The task >> Find every line below that contains the word "Internet" and copy it out.

Saved entries

-- begin --

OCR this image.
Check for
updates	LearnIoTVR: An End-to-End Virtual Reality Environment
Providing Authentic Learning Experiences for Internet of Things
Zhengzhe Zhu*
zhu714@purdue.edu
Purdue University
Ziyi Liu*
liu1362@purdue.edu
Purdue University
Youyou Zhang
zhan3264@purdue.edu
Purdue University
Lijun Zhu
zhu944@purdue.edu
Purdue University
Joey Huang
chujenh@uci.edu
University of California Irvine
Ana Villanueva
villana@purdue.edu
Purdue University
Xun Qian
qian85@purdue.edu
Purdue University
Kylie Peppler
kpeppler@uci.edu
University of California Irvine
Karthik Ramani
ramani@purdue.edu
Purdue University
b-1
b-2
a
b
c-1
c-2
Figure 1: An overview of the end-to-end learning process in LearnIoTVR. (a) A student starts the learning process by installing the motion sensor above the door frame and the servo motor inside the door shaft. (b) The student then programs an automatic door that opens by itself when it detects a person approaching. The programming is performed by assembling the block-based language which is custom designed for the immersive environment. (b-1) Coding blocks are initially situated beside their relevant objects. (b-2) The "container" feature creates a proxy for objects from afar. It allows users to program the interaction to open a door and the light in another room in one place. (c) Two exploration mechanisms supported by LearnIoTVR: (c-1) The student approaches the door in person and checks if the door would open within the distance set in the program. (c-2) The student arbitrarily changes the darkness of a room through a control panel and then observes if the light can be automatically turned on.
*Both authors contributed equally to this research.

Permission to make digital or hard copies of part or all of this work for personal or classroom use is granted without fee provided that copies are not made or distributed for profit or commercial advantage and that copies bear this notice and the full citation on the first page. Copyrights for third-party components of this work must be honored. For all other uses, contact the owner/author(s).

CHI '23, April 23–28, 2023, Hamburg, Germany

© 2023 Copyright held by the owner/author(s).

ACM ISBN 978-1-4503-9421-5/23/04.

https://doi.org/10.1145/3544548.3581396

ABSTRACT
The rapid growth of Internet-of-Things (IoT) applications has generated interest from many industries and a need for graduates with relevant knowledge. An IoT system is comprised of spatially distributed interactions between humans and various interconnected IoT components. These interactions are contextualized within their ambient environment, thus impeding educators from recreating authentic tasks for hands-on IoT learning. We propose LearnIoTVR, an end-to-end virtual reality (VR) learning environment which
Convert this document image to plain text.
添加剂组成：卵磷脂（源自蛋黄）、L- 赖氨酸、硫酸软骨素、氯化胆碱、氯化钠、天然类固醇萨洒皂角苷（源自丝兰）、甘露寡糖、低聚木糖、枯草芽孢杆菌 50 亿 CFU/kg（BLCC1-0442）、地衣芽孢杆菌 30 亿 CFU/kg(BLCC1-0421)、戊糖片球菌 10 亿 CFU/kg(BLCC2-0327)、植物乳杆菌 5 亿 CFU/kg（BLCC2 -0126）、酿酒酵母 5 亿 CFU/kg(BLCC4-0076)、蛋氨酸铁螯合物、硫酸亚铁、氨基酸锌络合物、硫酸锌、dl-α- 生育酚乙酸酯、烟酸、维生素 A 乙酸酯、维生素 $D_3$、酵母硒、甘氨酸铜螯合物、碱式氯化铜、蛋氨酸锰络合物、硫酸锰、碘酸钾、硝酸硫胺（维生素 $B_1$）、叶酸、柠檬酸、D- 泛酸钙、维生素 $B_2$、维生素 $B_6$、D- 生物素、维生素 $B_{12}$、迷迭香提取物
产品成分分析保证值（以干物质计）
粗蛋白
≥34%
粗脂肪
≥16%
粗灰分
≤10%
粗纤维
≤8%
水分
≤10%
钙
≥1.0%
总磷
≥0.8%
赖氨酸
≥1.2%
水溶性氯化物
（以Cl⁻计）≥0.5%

-- end --
-- begin --

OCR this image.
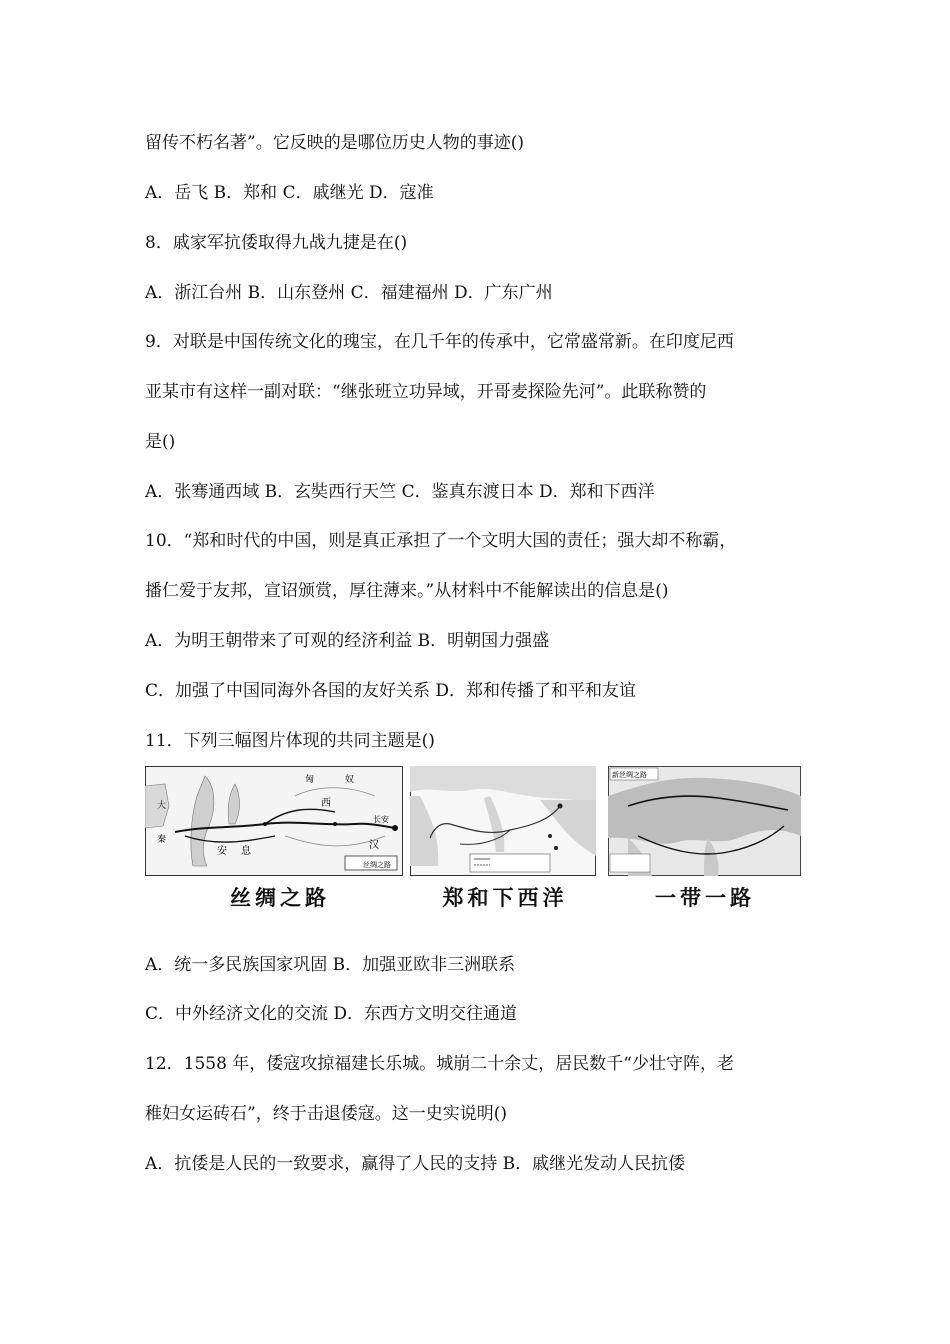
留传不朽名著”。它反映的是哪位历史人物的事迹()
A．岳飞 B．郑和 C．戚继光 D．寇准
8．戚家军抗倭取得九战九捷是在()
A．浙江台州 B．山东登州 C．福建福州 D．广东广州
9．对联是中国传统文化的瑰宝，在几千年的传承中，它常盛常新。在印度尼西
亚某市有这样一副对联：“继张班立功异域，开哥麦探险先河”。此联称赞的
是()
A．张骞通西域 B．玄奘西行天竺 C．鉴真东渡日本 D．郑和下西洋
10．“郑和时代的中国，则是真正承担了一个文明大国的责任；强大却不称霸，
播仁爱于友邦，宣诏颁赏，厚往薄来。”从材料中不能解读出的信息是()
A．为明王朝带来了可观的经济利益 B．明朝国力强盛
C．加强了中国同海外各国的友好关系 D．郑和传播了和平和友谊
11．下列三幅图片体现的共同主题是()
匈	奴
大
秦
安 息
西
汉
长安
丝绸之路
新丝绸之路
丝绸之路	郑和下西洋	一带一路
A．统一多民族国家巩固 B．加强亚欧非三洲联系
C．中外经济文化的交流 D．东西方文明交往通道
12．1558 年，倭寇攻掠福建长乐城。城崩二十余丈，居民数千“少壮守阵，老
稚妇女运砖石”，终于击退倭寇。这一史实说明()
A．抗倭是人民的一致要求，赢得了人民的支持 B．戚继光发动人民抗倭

-- end --

The solution >>
Providing Authentic Learning Experiences for Internet of Things
The rapid growth of Internet-of-Things (IoT) applications has generated interest from many industries and a need for graduates with relevant knowledge. An IoT system is comprised of spatially distributed interactions between humans and various interconnected IoT components. These interactions are contextualized within their ambient environment, thus impeding educators from recreating authentic tasks for hands-on IoT learning. We propose LearnIoTVR, an end-to-end virtual reality (VR) learning environment which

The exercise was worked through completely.